- **What to work on**
Write out the entries below once more, exactly, with the pictures left out.

- **Records supplied**

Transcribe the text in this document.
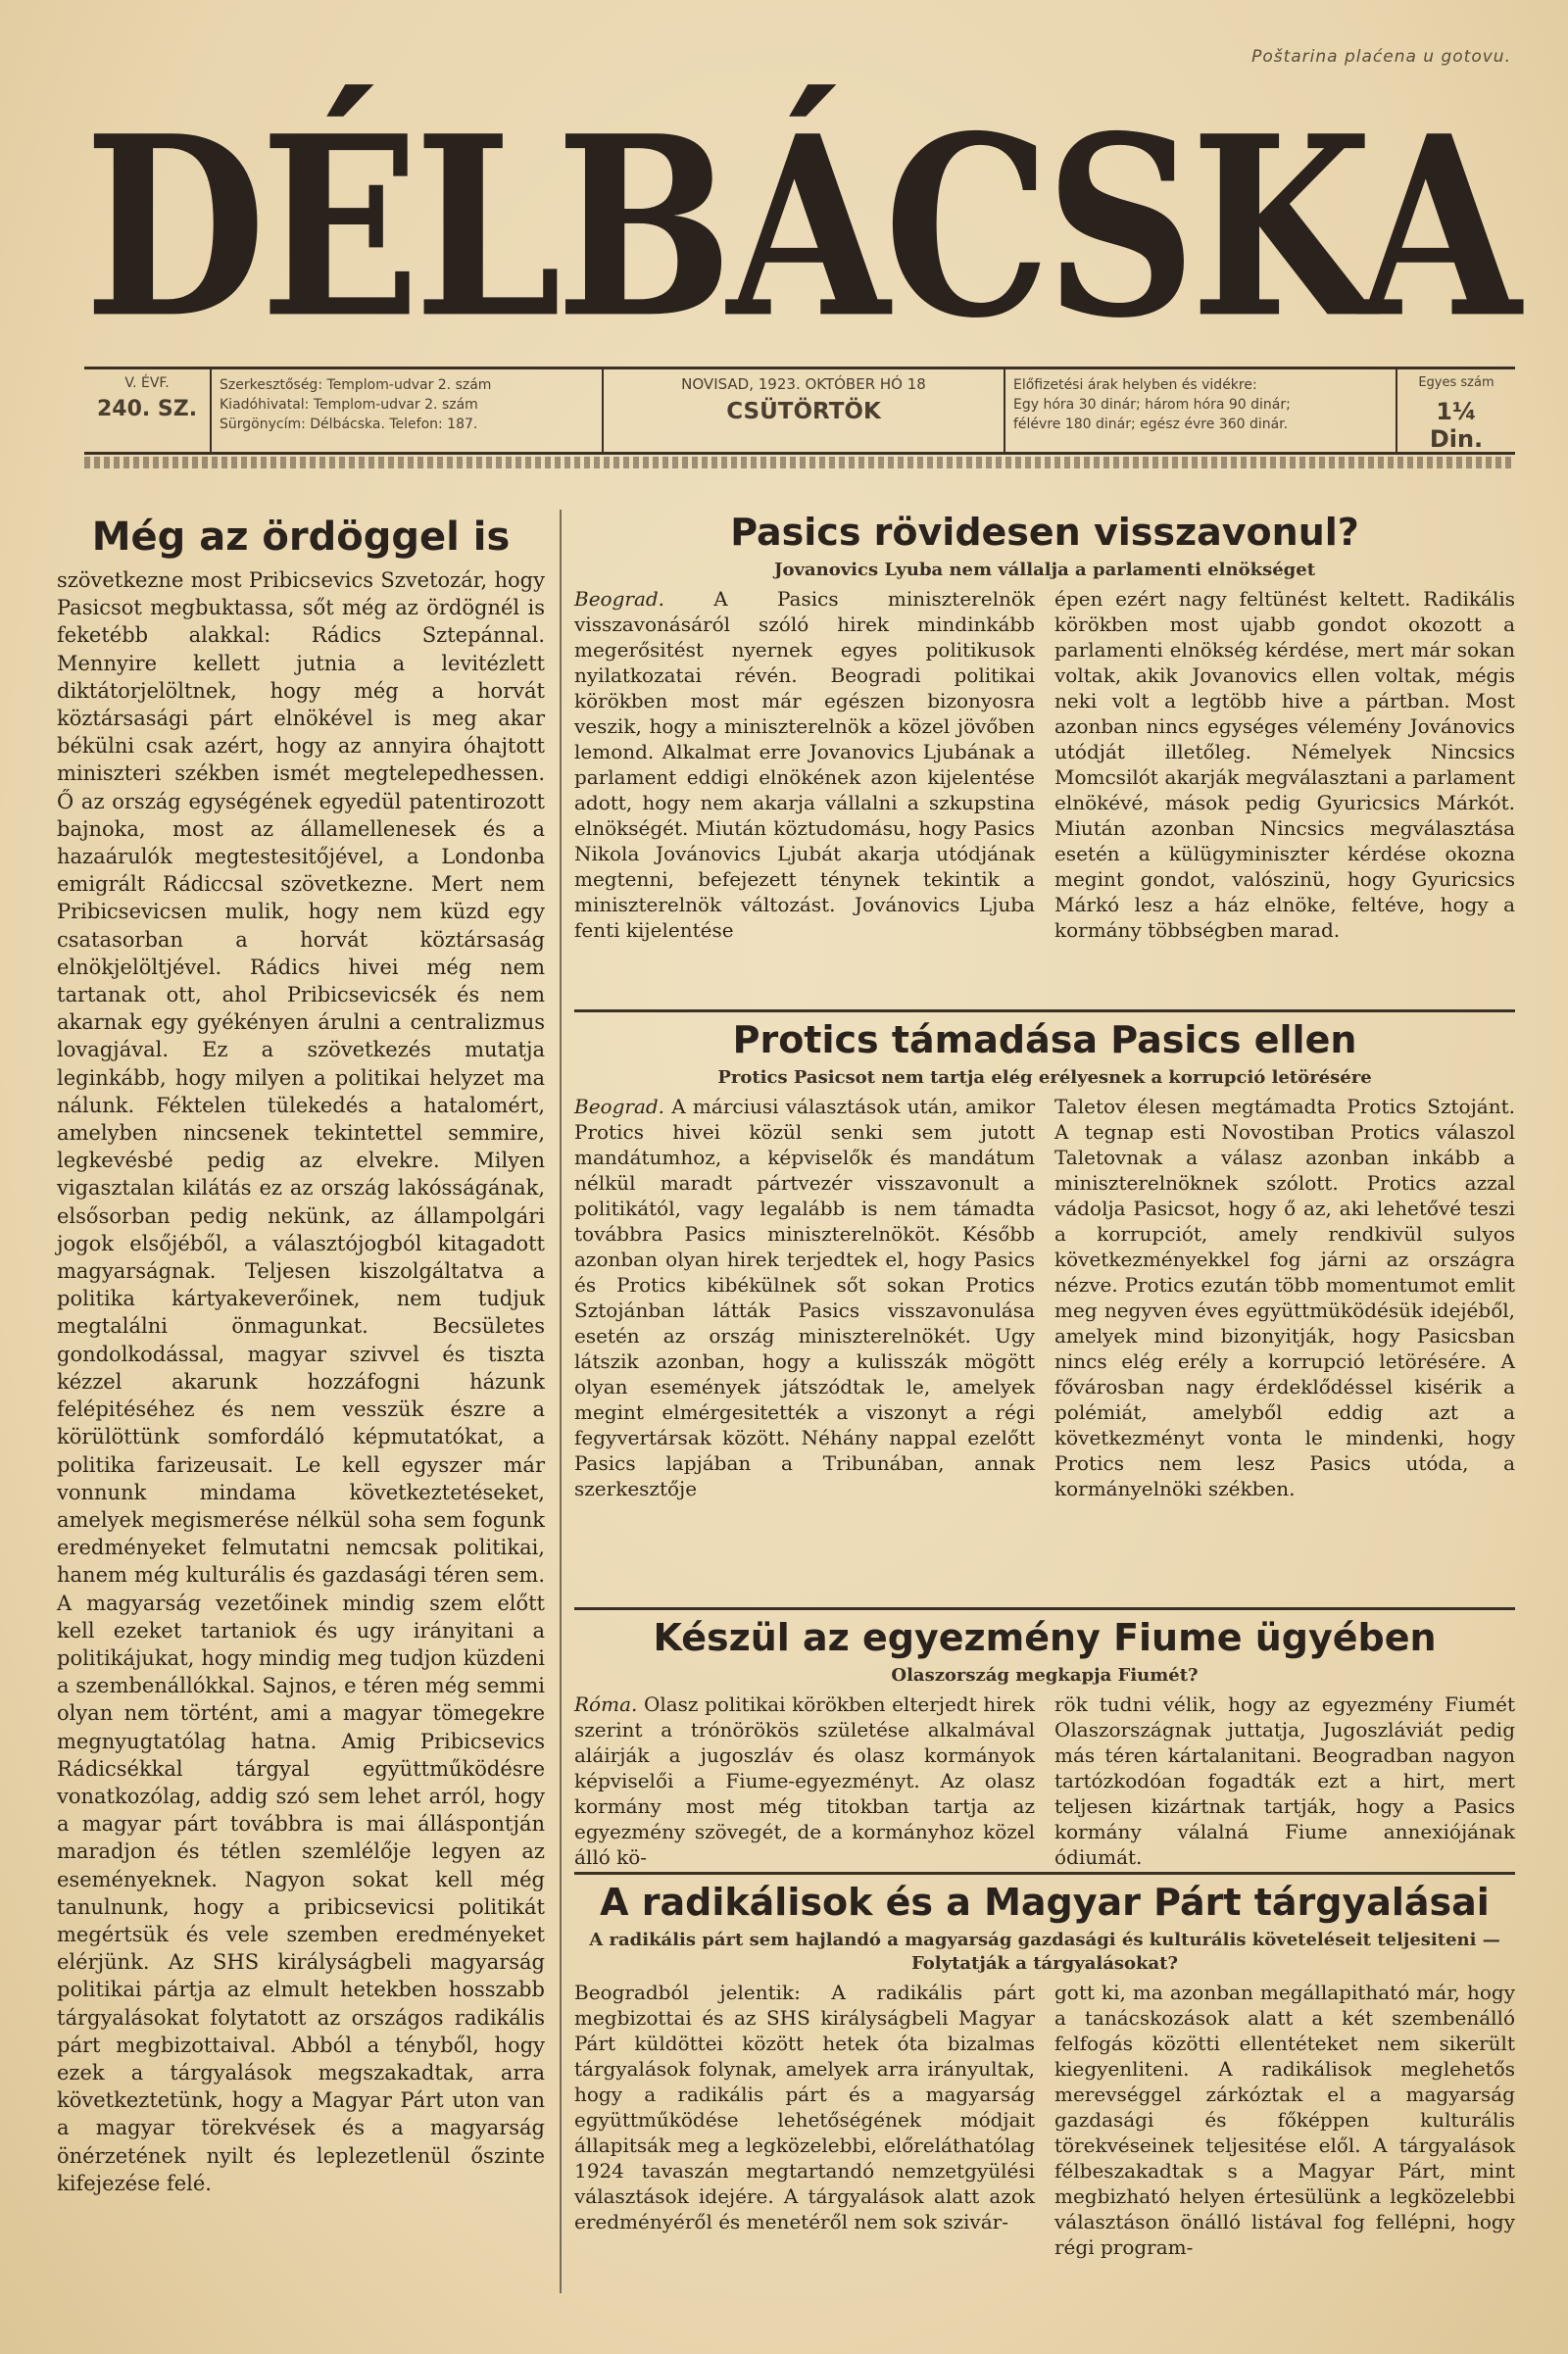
Poštarina plaćena u gotovu.
DÉLBÁCSKA
V. ÉVF.
240. SZ.
Szerkesztőség: Templom-udvar 2. szám
Kiadóhivatal: Templom-udvar 2. szám
Sürgönycím: Délbácska. Telefon: 187.
NOVISAD, 1923. OKTÓBER HÓ 18
CSÜTÖRTÖK
Előfizetési árak helyben és vidékre:
Egy hóra 30 dinár; három hóra 90 dinár;
félévre 180 dinár; egész évre 360 dinár.
Egyes szám
1¼ Din.
Még az ördöggel is

szövetkezne most Pribicsevics Szvetozár, hogy Pasicsot megbuktassa, sőt még az ördögnél is feketébb alakkal: Rádics Sztepánnal. Mennyire kellett jutnia a levitézlett diktátorjelöltnek, hogy még a horvát köztársasági párt elnökével is meg akar békülni csak azért, hogy az annyira óhajtott miniszteri székben ismét megtelepedhessen. Ő az ország egységének egyedül patentirozott bajnoka, most az államellenesek és a hazaárulók megtestesitőjével, a Londonba emigrált Rádiccsal szövetkezne. Mert nem Pribicsevicsen mulik, hogy nem küzd egy csatasorban a horvát köztársaság elnökjelöltjével. Rádics hivei még nem tartanak ott, ahol Pribicsevicsék és nem akarnak egy gyékényen árulni a centralizmus lovagjával. Ez a szövetkezés mutatja leginkább, hogy milyen a politikai helyzet ma nálunk. Féktelen tülekedés a hatalomért, amelyben nincsenek tekintettel semmire, legkevésbé pedig az elvekre. Milyen vigasztalan kilátás ez az ország lakósságának, elsősorban pedig nekünk, az állampolgári jogok elsőjéből, a választójogból kitagadott magyarságnak. Teljesen kiszolgáltatva a politika kártyakeverőinek, nem tudjuk megtalálni önmagunkat. Becsületes gondolkodással, magyar szivvel és tiszta kézzel akarunk hozzáfogni házunk felépitéséhez és nem vesszük észre a körülöttünk somfordáló képmutatókat, a politika farizeusait. Le kell egyszer már vonnunk mindama következtetéseket, amelyek megismerése nélkül soha sem fogunk eredményeket felmutatni nemcsak politikai, hanem még kulturális és gazdasági téren sem. A magyarság vezetőinek mindig szem előtt kell ezeket tartaniok és ugy irányitani a politikájukat, hogy mindig meg tudjon küzdeni a szembenállókkal. Sajnos, e téren még semmi olyan nem történt, ami a magyar tömegekre megnyugtatólag hatna. Amig Pribicsevics Rádicsékkal tárgyal együttműködésre vonatkozólag, addig szó sem lehet arról, hogy a magyar párt továbbra is mai álláspontján maradjon és tétlen szemlélője legyen az eseményeknek. Nagyon sokat kell még tanulnunk, hogy a pribicsevicsi politikát megértsük és vele szemben eredményeket elérjünk. Az SHS királyságbeli magyarság politikai pártja az elmult hetekben hosszabb tárgyalásokat folytatott az országos radikális párt megbizottaival. Abból a tényből, hogy ezek a tárgyalások megszakadtak, arra következtetünk, hogy a Magyar Párt uton van a magyar törekvések és a magyarság önérzetének nyilt és leplezetlenül őszinte kifejezése felé.

Pasics rövidesen visszavonul?
Jovanovics Lyuba nem vállalja a parlamenti elnökséget

Beograd.	A Pasics miniszterelnök visszavonásáról szóló hirek mindinkább megerősitést nyernek egyes politikusok nyilatkozatai révén. Beogradi politikai körökben most már egészen bizonyosra veszik, hogy a miniszterelnök a közel jövőben lemond. Alkalmat erre Jovanovics Ljubának a parlament eddigi elnökének azon kijelentése adott, hogy nem akarja vállalni a szkupstina elnökségét. Miután köztudomásu, hogy Pasics Nikola Jovánovics Ljubát akarja utódjának megtenni, befejezett ténynek tekintik a miniszterelnök változást. Jovánovics Ljuba fenti kijelentése

épen ezért nagy feltünést keltett. Radikális körökben most ujabb gondot okozott a parlamenti elnökség kérdése, mert már sokan voltak, akik Jovanovics ellen voltak, mégis neki volt a legtöbb hive a pártban. Most azonban nincs egységes vélemény Jovánovics utódját illetőleg. Némelyek Nincsics Momcsilót akarják megválasztani a parlament elnökévé, mások pedig Gyuricsics Márkót. Miután azonban Nincsics megválasztása esetén a külügyminiszter kérdése okozna megint gondot, valószinü, hogy Gyuricsics Márkó lesz a ház elnöke, feltéve, hogy a kormány többségben marad.

Protics támadása Pasics ellen
Protics Pasicsot nem tartja elég erélyesnek a korrupció letörésére

Beograd. A márciusi választások után, amikor Protics hivei közül senki sem jutott mandátumhoz, a képviselők és mandátum nélkül maradt pártvezér visszavonult a politikától, vagy legalább is nem támadta továbbra Pasics miniszterelnököt. Később azonban olyan hirek terjedtek el, hogy Pasics és Protics kibékülnek sőt sokan Protics Sztojánban látták Pasics visszavonulása esetén az ország miniszterelnökét. Ugy látszik azonban, hogy a kulisszák mögött olyan események játszódtak le, amelyek megint elmérgesitették a viszonyt a régi fegyvertársak között. Néhány nappal ezelőtt Pasics lapjában a Tribunában, annak szerkesztője

Taletov élesen megtámadta Protics Sztojánt. A tegnap esti Novostiban Protics válaszol Taletovnak a válasz azonban inkább a miniszterelnöknek szólott. Protics azzal vádolja Pasicsot, hogy ő az, aki lehetővé teszi a korrupciót, amely rendkivül sulyos következményekkel fog járni az országra nézve. Protics ezután több momentumot emlit meg negyven éves együttmüködésük idejéből, amelyek mind bizonyitják, hogy Pasicsban nincs elég erély a korrupció letörésére. A fővárosban nagy érdeklődéssel kisérik a polémiát, amelyből eddig azt a következményt vonta le mindenki, hogy Protics nem lesz Pasics utóda, a kormányelnöki székben.

Készül az egyezmény Fiume ügyében
Olaszország megkapja Fiumét?

Róma. Olasz politikai körökben elterjedt hirek szerint a trónörökös születése alkalmával aláirják a jugoszláv és olasz kormányok képviselői a Fiume-egyezményt. Az olasz kormány most még titokban tartja az egyezmény szövegét, de a kormányhoz közel álló kö-

rök tudni vélik, hogy az egyezmény Fiumét Olaszországnak juttatja, Jugoszláviát pedig más téren kártalanitani. Beogradban nagyon tartózkodóan fogadták ezt a hirt, mert teljesen kizártnak tartják, hogy a Pasics kormány válalná Fiume annexiójának ódiumát.

A radikálisok és a Magyar Párt tárgyalásai
A radikális párt sem hajlandó a magyarság gazdasági és kulturális követeléseit teljesiteni — Folytatják a tárgyalásokat?

Beogradból jelentik: A radikális párt megbizottai és az SHS királyságbeli Magyar Párt küldöttei között hetek óta bizalmas tárgyalások folynak, amelyek arra irányultak, hogy a radikális párt és a magyarság együttműködése lehetőségének módjait állapitsák meg a legközelebbi, előreláthatólag 1924 tavaszán megtartandó nemzetgyülési választások idejére. A tárgyalások alatt azok eredményéről és menetéről nem sok szivár-

gott ki, ma azonban megállapitható már, hogy a tanácskozások alatt a két szembenálló felfogás közötti ellentéteket nem sikerült kiegyenliteni. A radikálisok meglehetős merevséggel zárkóztak el a magyarság gazdasági és főképpen kulturális törekvéseinek teljesitése elől. A tárgyalások félbeszakadtak s a Magyar Párt, mint megbizható helyen értesülünk a legközelebbi választáson önálló listával fog fellépni, hogy régi program-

- **Exercise answer**
Transcribe the text in this document.
Poštarina plaćena u gotovu.
DÉLBÁCSKA
V. ÉVF.
240. SZ.
Szerkesztőség: Templom-udvar 2. szám
Kiadóhivatal: Templom-udvar 2. szám
Sürgönycím: Délbácska. Telefon: 187.
NOVISAD, 1923. OKTÓBER HÓ 18
CSÜTÖRTÖK
Előfizetési árak helyben és vidékre:
Egy hóra 30 dinár; három hóra 90 dinár;
félévre 180 dinár; egész évre 360 dinár.
Egyes szám
1¼ Din.
Még az ördöggel is

szövetkezne most Pribicsevics Szvetozár, hogy Pasicsot megbuktassa, sőt még az ördögnél is feketébb alakkal: Rádics Sztepánnal. Mennyire kellett jutnia a levitézlett diktátorjelöltnek, hogy még a horvát köztársasági párt elnökével is meg akar békülni csak azért, hogy az annyira óhajtott miniszteri székben ismét megtelepedhessen. Ő az ország egységének egyedül patentirozott bajnoka, most az államellenesek és a hazaárulók megtestesitőjével, a Londonba emigrált Rádiccsal szövetkezne. Mert nem Pribicsevicsen mulik, hogy nem küzd egy csatasorban a horvát köztársaság elnökjelöltjével. Rádics hivei még nem tartanak ott, ahol Pribicsevicsék és nem akarnak egy gyékényen árulni a centralizmus lovagjával. Ez a szövetkezés mutatja leginkább, hogy milyen a politikai helyzet ma nálunk. Féktelen tülekedés a hatalomért, amelyben nincsenek tekintettel semmire, legkevésbé pedig az elvekre. Milyen vigasztalan kilátás ez az ország lakósságának, elsősorban pedig nekünk, az állampolgári jogok elsőjéből, a választójogból kitagadott magyarságnak. Teljesen kiszolgáltatva a politika kártyakeverőinek, nem tudjuk megtalálni önmagunkat. Becsületes gondolkodással, magyar szivvel és tiszta kézzel akarunk hozzáfogni házunk felépitéséhez és nem vesszük észre a körülöttünk somfordáló képmutatókat, a politika farizeusait. Le kell egyszer már vonnunk mindama következtetéseket, amelyek megismerése nélkül soha sem fogunk eredményeket felmutatni nemcsak politikai, hanem még kulturális és gazdasági téren sem. A magyarság vezetőinek mindig szem előtt kell ezeket tartaniok és ugy irányitani a politikájukat, hogy mindig meg tudjon küzdeni a szembenállókkal. Sajnos, e téren még semmi olyan nem történt, ami a magyar tömegekre megnyugtatólag hatna. Amig Pribicsevics Rádicsékkal tárgyal együttműködésre vonatkozólag, addig szó sem lehet arról, hogy a magyar párt továbbra is mai álláspontján maradjon és tétlen szemlélője legyen az eseményeknek. Nagyon sokat kell még tanulnunk, hogy a pribicsevicsi politikát megértsük és vele szemben eredményeket elérjünk. Az SHS királyságbeli magyarság politikai pártja az elmult hetekben hosszabb tárgyalásokat folytatott az országos radikális párt megbizottaival. Abból a tényből, hogy ezek a tárgyalások megszakadtak, arra következtetünk, hogy a Magyar Párt uton van a magyar törekvések és a magyarság önérzetének nyilt és leplezetlenül őszinte kifejezése felé.

Pasics rövidesen visszavonul?
Jovanovics Lyuba nem vállalja a parlamenti elnökséget

Beograd.	A Pasics miniszterelnök visszavonásáról szóló hirek mindinkább megerősitést nyernek egyes politikusok nyilatkozatai révén. Beogradi politikai körökben most már egészen bizonyosra veszik, hogy a miniszterelnök a közel jövőben lemond. Alkalmat erre Jovanovics Ljubának a parlament eddigi elnökének azon kijelentése adott, hogy nem akarja vállalni a szkupstina elnökségét. Miután köztudomásu, hogy Pasics Nikola Jovánovics Ljubát akarja utódjának megtenni, befejezett ténynek tekintik a miniszterelnök változást. Jovánovics Ljuba fenti kijelentése

épen ezért nagy feltünést keltett. Radikális körökben most ujabb gondot okozott a parlamenti elnökség kérdése, mert már sokan voltak, akik Jovanovics ellen voltak, mégis neki volt a legtöbb hive a pártban. Most azonban nincs egységes vélemény Jovánovics utódját illetőleg. Némelyek Nincsics Momcsilót akarják megválasztani a parlament elnökévé, mások pedig Gyuricsics Márkót. Miután azonban Nincsics megválasztása esetén a külügyminiszter kérdése okozna megint gondot, valószinü, hogy Gyuricsics Márkó lesz a ház elnöke, feltéve, hogy a kormány többségben marad.

Protics támadása Pasics ellen
Protics Pasicsot nem tartja elég erélyesnek a korrupció letörésére

Beograd. A márciusi választások után, amikor Protics hivei közül senki sem jutott mandátumhoz, a képviselők és mandátum nélkül maradt pártvezér visszavonult a politikától, vagy legalább is nem támadta továbbra Pasics miniszterelnököt. Később azonban olyan hirek terjedtek el, hogy Pasics és Protics kibékülnek sőt sokan Protics Sztojánban látták Pasics visszavonulása esetén az ország miniszterelnökét. Ugy látszik azonban, hogy a kulisszák mögött olyan események játszódtak le, amelyek megint elmérgesitették a viszonyt a régi fegyvertársak között. Néhány nappal ezelőtt Pasics lapjában a Tribunában, annak szerkesztője

Taletov élesen megtámadta Protics Sztojánt. A tegnap esti Novostiban Protics válaszol Taletovnak a válasz azonban inkább a miniszterelnöknek szólott. Protics azzal vádolja Pasicsot, hogy ő az, aki lehetővé teszi a korrupciót, amely rendkivül sulyos következményekkel fog járni az országra nézve. Protics ezután több momentumot emlit meg negyven éves együttmüködésük idejéből, amelyek mind bizonyitják, hogy Pasicsban nincs elég erély a korrupció letörésére. A fővárosban nagy érdeklődéssel kisérik a polémiát, amelyből eddig azt a következményt vonta le mindenki, hogy Protics nem lesz Pasics utóda, a kormányelnöki székben.

Készül az egyezmény Fiume ügyében
Olaszország megkapja Fiumét?

Róma. Olasz politikai körökben elterjedt hirek szerint a trónörökös születése alkalmával aláirják a jugoszláv és olasz kormányok képviselői a Fiume-egyezményt. Az olasz kormány most még titokban tartja az egyezmény szövegét, de a kormányhoz közel álló kö-

rök tudni vélik, hogy az egyezmény Fiumét Olaszországnak juttatja, Jugoszláviát pedig más téren kártalanitani. Beogradban nagyon tartózkodóan fogadták ezt a hirt, mert teljesen kizártnak tartják, hogy a Pasics kormány válalná Fiume annexiójának ódiumát.

A radikálisok és a Magyar Párt tárgyalásai
A radikális párt sem hajlandó a magyarság gazdasági és kulturális követeléseit teljesiteni — Folytatják a tárgyalásokat?

Beogradból jelentik: A radikális párt megbizottai és az SHS királyságbeli Magyar Párt küldöttei között hetek óta bizalmas tárgyalások folynak, amelyek arra irányultak, hogy a radikális párt és a magyarság együttműködése lehetőségének módjait állapitsák meg a legközelebbi, előreláthatólag 1924 tavaszán megtartandó nemzetgyülési választások idejére. A tárgyalások alatt azok eredményéről és menetéről nem sok szivár-

gott ki, ma azonban megállapitható már, hogy a tanácskozások alatt a két szembenálló felfogás közötti ellentéteket nem sikerült kiegyenliteni. A radikálisok meglehetős merevséggel zárkóztak el a magyarság gazdasági és főképpen kulturális törekvéseinek teljesitése elől. A tárgyalások félbeszakadtak s a Magyar Párt, mint megbizható helyen értesülünk a legközelebbi választáson önálló listával fog fellépni, hogy régi program-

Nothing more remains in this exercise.